** start of EXCERPTED DATA **

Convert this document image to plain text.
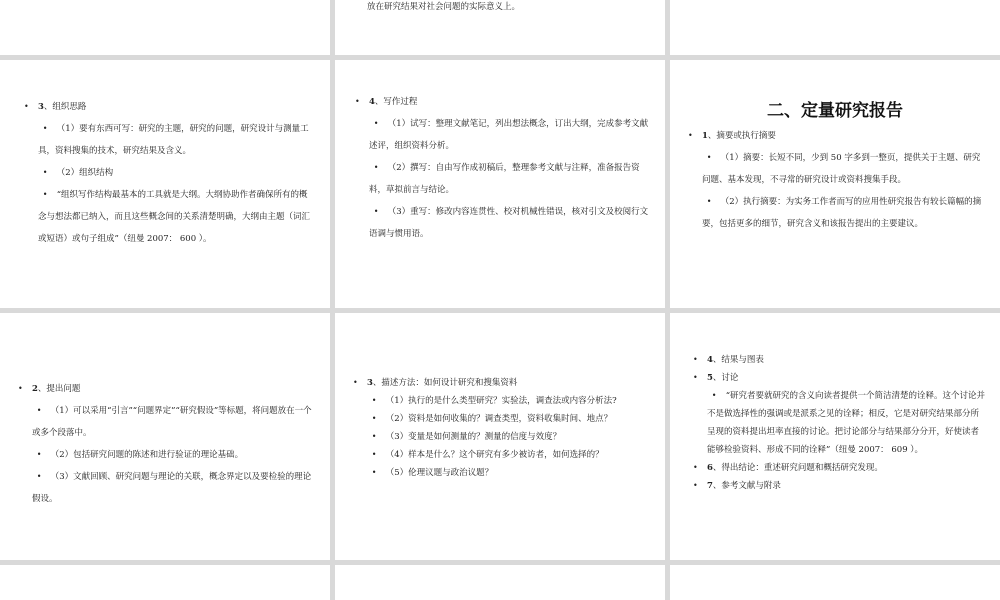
放在研究结果对社会问题的实际意义上。
• 3、组织思路
• （1）要有东西可写：研究的主题，研究的问题，研究设计与测量工具，资料搜集的技术，研究结果及含义。
• （2）组织结构
• “组织写作结构最基本的工具就是大纲。大纲协助作者确保所有的概念与想法都已纳入，而且这些概念间的关系清楚明确，大纲由主题（词汇或短语）或句子组成”（纽曼 2007： 600 ）。
• 4、写作过程
• （1）试写：整理文献笔记，列出想法概念，订出大纲，完成参考文献述评，组织资料分析。
• （2）撰写：自由写作成初稿后，整理参考文献与注释，准备报告资料，草拟前言与结论。
• （3）重写：修改内容连贯性、校对机械性错误，核对引文及校阅行文语调与惯用语。
二、定量研究报告
• 1、摘要或执行摘要
• （1）摘要：长短不同，少到 50 字多到一整页，提供关于主题、研究问题、基本发现，不寻常的研究设计或资料搜集手段。
• （2）执行摘要：为实务工作者而写的应用性研究报告有较长篇幅的摘要，包括更多的细节，研究含义和该报告提出的主要建议。
• 2、提出问题
• （1）可以采用“引言”“问题界定”“研究假设”等标题，将问题放在一个或多个段落中。
• （2）包括研究问题的陈述和进行验证的理论基础。
• （3）文献回顾、研究问题与理论的关联，概念界定以及要检验的理论假设。
• 3、描述方法：如何设计研究和搜集资料
• （1）执行的是什么类型研究？实验法，调查法或内容分析法?
• （2）资料是如何收集的？调查类型，资料收集时间、地点？
• （3）变量是如何测量的？测量的信度与效度？
• （4）样本是什么？这个研究有多少被访者，如何选择的？
• （5）伦理议题与政治议题？
• 4、结果与图表
• 5、讨论
• “研究者要就研究的含义向读者提供一个简洁清楚的诠释。这个讨论并不是做选择性的强调或是派系之见的诠释；相反，它是对研究结果部分所呈现的资料提出坦率直接的讨论。把讨论部分与结果部分分开，好使读者能够检验资料、形成不同的诠释”（纽曼 2007： 609 ）。
• 6、得出结论：重述研究问题和概括研究发现。
• 7、参考文献与附录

** end of EXCERPTED DATA **

WORK REQUIRED - Every record is to be reproduced exactly, with no pictures included.

RESPONSE -
Convert this document image to plain text.
放在研究结果对社会问题的实际意义上。
• 3、组织思路
• （1）要有东西可写：研究的主题，研究的问题，研究设计与测量工具，资料搜集的技术，研究结果及含义。
• （2）组织结构
• “组织写作结构最基本的工具就是大纲。大纲协助作者确保所有的概念与想法都已纳入，而且这些概念间的关系清楚明确，大纲由主题（词汇或短语）或句子组成”（纽曼 2007： 600 ）。
• 4、写作过程
• （1）试写：整理文献笔记，列出想法概念，订出大纲，完成参考文献述评，组织资料分析。
• （2）撰写：自由写作成初稿后，整理参考文献与注释，准备报告资料，草拟前言与结论。
• （3）重写：修改内容连贯性、校对机械性错误，核对引文及校阅行文语调与惯用语。
二、定量研究报告
• 1、摘要或执行摘要
• （1）摘要：长短不同，少到 50 字多到一整页，提供关于主题、研究问题、基本发现，不寻常的研究设计或资料搜集手段。
• （2）执行摘要：为实务工作者而写的应用性研究报告有较长篇幅的摘要，包括更多的细节，研究含义和该报告提出的主要建议。
• 2、提出问题
• （1）可以采用“引言”“问题界定”“研究假设”等标题，将问题放在一个或多个段落中。
• （2）包括研究问题的陈述和进行验证的理论基础。
• （3）文献回顾、研究问题与理论的关联，概念界定以及要检验的理论假设。
• 3、描述方法：如何设计研究和搜集资料
• （1）执行的是什么类型研究？实验法，调查法或内容分析法?
• （2）资料是如何收集的？调查类型，资料收集时间、地点？
• （3）变量是如何测量的？测量的信度与效度？
• （4）样本是什么？这个研究有多少被访者，如何选择的？
• （5）伦理议题与政治议题？
• 4、结果与图表
• 5、讨论
• “研究者要就研究的含义向读者提供一个简洁清楚的诠释。这个讨论并不是做选择性的强调或是派系之见的诠释；相反，它是对研究结果部分所呈现的资料提出坦率直接的讨论。把讨论部分与结果部分分开，好使读者能够检验资料、形成不同的诠释”（纽曼 2007： 609 ）。
• 6、得出结论：重述研究问题和概括研究发现。
• 7、参考文献与附录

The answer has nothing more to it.